--- GIVEN DATA ---

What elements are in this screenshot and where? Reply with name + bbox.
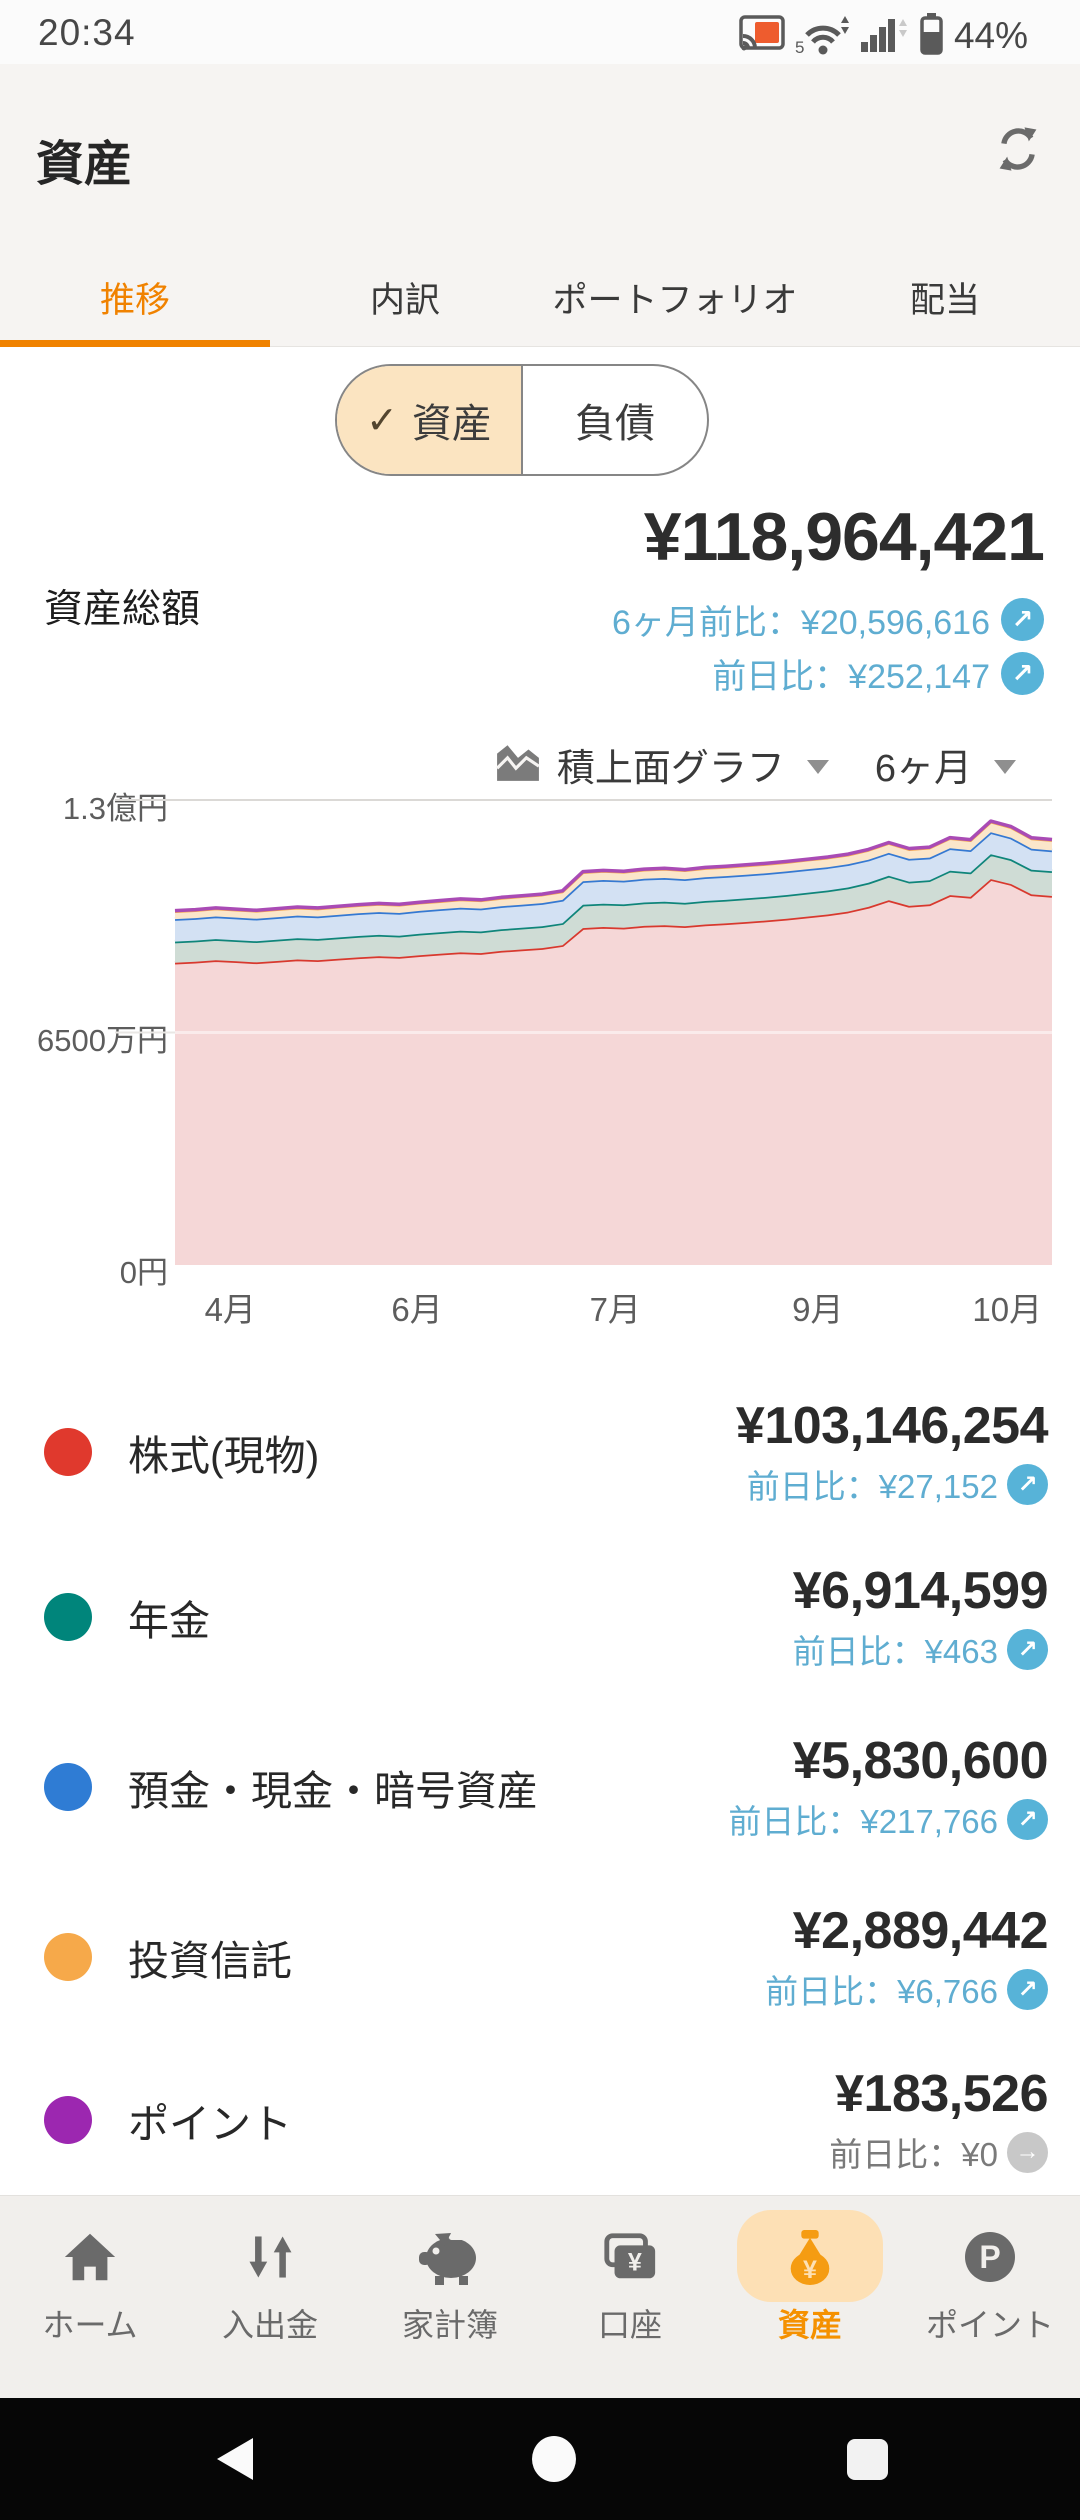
- android-nav-bar: [0, 2398, 1080, 2520]
- series-color-dot: [44, 2096, 92, 2144]
- period-select[interactable]: 6ヶ月: [874, 747, 972, 790]
- x-axis-label: 10月: [972, 1291, 1043, 1328]
- day-comparison: 前日比：¥252,147 ↗: [712, 650, 1044, 696]
- y-axis-label-zero: 0円: [119, 1255, 168, 1290]
- transfer-icon: [242, 2218, 298, 2296]
- series-day-diff: 前日比：¥27,152 ↗: [747, 1460, 1048, 1508]
- android-recents-button[interactable]: [847, 2439, 888, 2480]
- toggle-assets[interactable]: ✓ 資産: [337, 366, 523, 474]
- series-day-diff: 前日比：¥6,766 ↗: [765, 1965, 1048, 2013]
- area-chart-icon: [495, 741, 541, 788]
- svg-text:P: P: [979, 2239, 1000, 2275]
- legend-row-funds[interactable]: 投資信託 ¥2,889,442 前日比：¥6,766 ↗: [0, 1877, 1080, 2037]
- nav-item-transfers[interactable]: 入出金: [180, 2196, 360, 2398]
- asset-liability-toggle: ✓ 資産 負債: [335, 364, 709, 476]
- svg-text:5: 5: [795, 38, 804, 55]
- series-color-dot: [44, 1593, 92, 1641]
- accounts-icon: ¥: [601, 2218, 659, 2296]
- series-color-dot: [44, 1428, 92, 1476]
- series-color-dot: [44, 1763, 92, 1811]
- series-day-diff: 前日比：¥217,766 ↗: [728, 1795, 1048, 1843]
- points-icon: P: [963, 2218, 1017, 2296]
- status-icons: 5: [739, 12, 1028, 60]
- refresh-button[interactable]: [990, 122, 1046, 178]
- home-icon: [61, 2218, 119, 2296]
- tab-suii[interactable]: 推移: [0, 249, 270, 347]
- android-back-button[interactable]: [217, 2438, 253, 2480]
- clock: 20:34: [38, 12, 136, 53]
- up-arrow-badge: ↗: [1007, 1798, 1048, 1840]
- bottom-nav: ホーム 入出金: [0, 2195, 1080, 2398]
- cast-icon: [739, 14, 785, 58]
- app-header: 資産 推移 内訳 ポートフォリオ 配当: [0, 64, 1080, 347]
- total-assets-value: ¥118,964,421: [643, 499, 1045, 575]
- assets-icon: ¥: [783, 2218, 837, 2296]
- chart-type-select[interactable]: 積上面グラフ: [556, 747, 785, 790]
- legend-row-deposits[interactable]: 預金・現金・暗号資産 ¥5,830,600 前日比：¥217,766 ↗: [0, 1707, 1080, 1867]
- stacked-area-chart[interactable]: [115, 799, 1053, 1265]
- series-day-diff: 前日比：¥463 ↗: [793, 1625, 1048, 1673]
- refresh-icon: [992, 123, 1044, 178]
- chevron-down-icon[interactable]: [806, 760, 829, 774]
- x-axis-label: 6月: [391, 1291, 443, 1328]
- total-assets-label: 資産総額: [44, 588, 201, 631]
- up-arrow-badge: ↗: [1007, 1968, 1048, 2010]
- x-axis-label: 9月: [792, 1291, 844, 1328]
- chevron-down-icon[interactable]: [994, 760, 1016, 774]
- battery-icon: [919, 12, 944, 60]
- tab-portfolio[interactable]: ポートフォリオ: [552, 281, 798, 320]
- nav-item-assets[interactable]: ¥ 資産: [720, 2196, 900, 2398]
- svg-text:¥: ¥: [803, 2256, 817, 2284]
- series-value: ¥6,914,599: [792, 1562, 1049, 1620]
- page-title: 資産: [36, 138, 133, 191]
- nav-item-budget[interactable]: 家計簿: [360, 2196, 540, 2398]
- series-value: ¥103,146,254: [735, 1397, 1049, 1455]
- up-arrow-badge: ↗: [1001, 597, 1044, 641]
- nav-item-points[interactable]: P ポイント: [900, 2196, 1080, 2398]
- flat-arrow-badge: →: [1007, 2131, 1048, 2173]
- battery-percent: 44%: [953, 15, 1028, 56]
- up-arrow-badge: ↗: [1007, 1463, 1048, 1505]
- status-bar: 20:34 5: [0, 0, 1080, 64]
- x-axis-label: 7月: [589, 1291, 641, 1328]
- series-day-diff: 前日比：¥0 →: [829, 2128, 1048, 2176]
- y-axis-label-mid: 6500万円: [37, 1023, 168, 1058]
- svg-text:¥: ¥: [628, 2249, 642, 2277]
- six-month-comparison: 6ヶ月前比：¥20,596,616 ↗: [612, 596, 1044, 642]
- up-arrow-badge: ↗: [1007, 1628, 1048, 1670]
- piggy-bank-icon: [417, 2218, 483, 2296]
- tab-uchiwake[interactable]: 内訳: [369, 281, 440, 320]
- nav-item-home[interactable]: ホーム: [0, 2196, 180, 2398]
- signal-icon: [859, 14, 909, 59]
- legend-row-stocks[interactable]: 株式(現物) ¥103,146,254 前日比：¥27,152 ↗: [0, 1372, 1080, 1532]
- check-icon: ✓: [366, 399, 398, 442]
- legend-row-pension[interactable]: 年金 ¥6,914,599 前日比：¥463 ↗: [0, 1537, 1080, 1697]
- wifi-5g-icon: 5: [795, 13, 849, 60]
- y-axis-label-max: 1.3億円: [62, 791, 168, 826]
- series-color-dot: [44, 1933, 92, 1981]
- android-home-button[interactable]: [532, 2436, 576, 2482]
- legend-row-points[interactable]: ポイント ¥183,526 前日比：¥0 →: [0, 2040, 1080, 2200]
- series-value: ¥183,526: [835, 2065, 1048, 2123]
- toggle-liabilities[interactable]: 負債: [575, 402, 655, 446]
- x-axis-label: 4月: [204, 1291, 256, 1328]
- tab-haitou[interactable]: 配当: [909, 281, 980, 320]
- tab-bar: 推移 内訳 ポートフォリオ 配当: [0, 249, 1080, 347]
- nav-item-accounts[interactable]: ¥ 口座: [540, 2196, 720, 2398]
- chart-controls: 積上面グラフ 6ヶ月: [495, 736, 1020, 792]
- series-value: ¥5,830,600: [792, 1732, 1049, 1790]
- series-value: ¥2,889,442: [792, 1902, 1049, 1960]
- up-arrow-badge: ↗: [1001, 651, 1044, 695]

---

TASK DETAILS:
Extract every row above and reproduce each one verbatim, leaving out the pictures.

TASK ANSWER:
What elements are in this screenshot and where? Reply with name + bbox.
- android-nav-bar: [0, 2398, 1080, 2520]
- series-color-dot: [44, 2096, 92, 2144]
- period-select[interactable]: 6ヶ月: [874, 747, 972, 790]
- x-axis-label: 10月: [972, 1291, 1043, 1328]
- day-comparison: 前日比：¥252,147 ↗: [712, 650, 1044, 696]
- y-axis-label-zero: 0円: [119, 1255, 168, 1290]
- transfer-icon: [242, 2218, 298, 2296]
- series-day-diff: 前日比：¥27,152 ↗: [747, 1460, 1048, 1508]
- android-recents-button[interactable]: [847, 2439, 888, 2480]
- toggle-assets[interactable]: ✓ 資産: [337, 366, 523, 474]
- series-day-diff: 前日比：¥6,766 ↗: [765, 1965, 1048, 2013]
- area-chart-icon: [495, 741, 541, 788]
- svg-text:P: P: [979, 2239, 1000, 2275]
- legend-row-funds[interactable]: 投資信託 ¥2,889,442 前日比：¥6,766 ↗: [0, 1877, 1080, 2037]
- nav-item-transfers[interactable]: 入出金: [180, 2196, 360, 2398]
- asset-liability-toggle: ✓ 資産 負債: [335, 364, 709, 476]
- svg-text:5: 5: [795, 38, 804, 55]
- series-color-dot: [44, 1593, 92, 1641]
- accounts-icon: ¥: [601, 2218, 659, 2296]
- series-color-dot: [44, 1428, 92, 1476]
- series-color-dot: [44, 1763, 92, 1811]
- series-day-diff: 前日比：¥217,766 ↗: [728, 1795, 1048, 1843]
- points-icon: P: [963, 2218, 1017, 2296]
- status-icons: 5: [739, 12, 1028, 60]
- refresh-button[interactable]: [990, 122, 1046, 178]
- home-icon: [61, 2218, 119, 2296]
- tab-suii[interactable]: 推移: [0, 249, 270, 347]
- android-back-button[interactable]: [217, 2438, 253, 2480]
- clock: 20:34: [38, 12, 136, 53]
- up-arrow-badge: ↗: [1007, 1798, 1048, 1840]
- bottom-nav: ホーム 入出金: [0, 2195, 1080, 2398]
- cast-icon: [739, 14, 785, 58]
- app-header: 資産 推移 内訳 ポートフォリオ 配当: [0, 64, 1080, 347]
- total-assets-value: ¥118,964,421: [643, 499, 1045, 575]
- assets-icon: ¥: [783, 2218, 837, 2296]
- chart-type-select[interactable]: 積上面グラフ: [556, 747, 785, 790]
- legend-row-deposits[interactable]: 預金・現金・暗号資産 ¥5,830,600 前日比：¥217,766 ↗: [0, 1707, 1080, 1867]
- stacked-area-chart[interactable]: [115, 799, 1053, 1265]
- series-day-diff: 前日比：¥463 ↗: [793, 1625, 1048, 1673]
- refresh-icon: [992, 123, 1044, 178]
- chevron-down-icon[interactable]: [806, 760, 829, 774]
- x-axis-label: 6月: [391, 1291, 443, 1328]
- total-assets-label: 資産総額: [44, 588, 201, 631]
- up-arrow-badge: ↗: [1007, 1968, 1048, 2010]
- x-axis-label: 9月: [792, 1291, 844, 1328]
- chevron-down-icon[interactable]: [994, 760, 1016, 774]
- battery-icon: [919, 12, 944, 60]
- tab-portfolio[interactable]: ポートフォリオ: [552, 281, 798, 320]
- nav-item-assets[interactable]: ¥ 資産: [720, 2196, 900, 2398]
- svg-text:¥: ¥: [803, 2256, 817, 2284]
- series-value: ¥6,914,599: [792, 1562, 1049, 1620]
- page-title: 資産: [36, 138, 133, 191]
- nav-item-budget[interactable]: 家計簿: [360, 2196, 540, 2398]
- series-value: ¥103,146,254: [735, 1397, 1049, 1455]
- up-arrow-badge: ↗: [1001, 597, 1044, 641]
- nav-item-points[interactable]: P ポイント: [900, 2196, 1080, 2398]
- flat-arrow-badge: →: [1007, 2131, 1048, 2173]
- battery-percent: 44%: [953, 15, 1028, 56]
- up-arrow-badge: ↗: [1007, 1463, 1048, 1505]
- status-bar: 20:34 5: [0, 0, 1080, 64]
- x-axis-label: 7月: [589, 1291, 641, 1328]
- series-day-diff: 前日比：¥0 →: [829, 2128, 1048, 2176]
- y-axis-label-mid: 6500万円: [37, 1023, 168, 1058]
- svg-text:¥: ¥: [628, 2249, 642, 2277]
- six-month-comparison: 6ヶ月前比：¥20,596,616 ↗: [612, 596, 1044, 642]
- up-arrow-badge: ↗: [1007, 1628, 1048, 1670]
- piggy-bank-icon: [417, 2218, 483, 2296]
- tab-uchiwake[interactable]: 内訳: [369, 281, 440, 320]
- nav-item-home[interactable]: ホーム: [0, 2196, 180, 2398]
- signal-icon: [859, 14, 909, 59]
- legend-row-stocks[interactable]: 株式(現物) ¥103,146,254 前日比：¥27,152 ↗: [0, 1372, 1080, 1532]
- check-icon: ✓: [366, 399, 398, 442]
- legend-row-pension[interactable]: 年金 ¥6,914,599 前日比：¥463 ↗: [0, 1537, 1080, 1697]
- wifi-5g-icon: 5: [795, 13, 849, 60]
- y-axis-label-max: 1.3億円: [62, 791, 168, 826]
- series-color-dot: [44, 1933, 92, 1981]
- android-home-button[interactable]: [532, 2436, 576, 2482]
- legend-row-points[interactable]: ポイント ¥183,526 前日比：¥0 →: [0, 2040, 1080, 2200]
- series-value: ¥183,526: [835, 2065, 1048, 2123]
- toggle-liabilities[interactable]: 負債: [575, 402, 655, 446]
- x-axis-label: 4月: [204, 1291, 256, 1328]
- tab-haitou[interactable]: 配当: [909, 281, 980, 320]
- tab-bar: 推移 内訳 ポートフォリオ 配当: [0, 249, 1080, 347]
- nav-item-accounts[interactable]: ¥ 口座: [540, 2196, 720, 2398]
- chart-controls: 積上面グラフ 6ヶ月: [495, 736, 1020, 792]
- series-value: ¥5,830,600: [792, 1732, 1049, 1790]
- series-value: ¥2,889,442: [792, 1902, 1049, 1960]
- up-arrow-badge: ↗: [1001, 651, 1044, 695]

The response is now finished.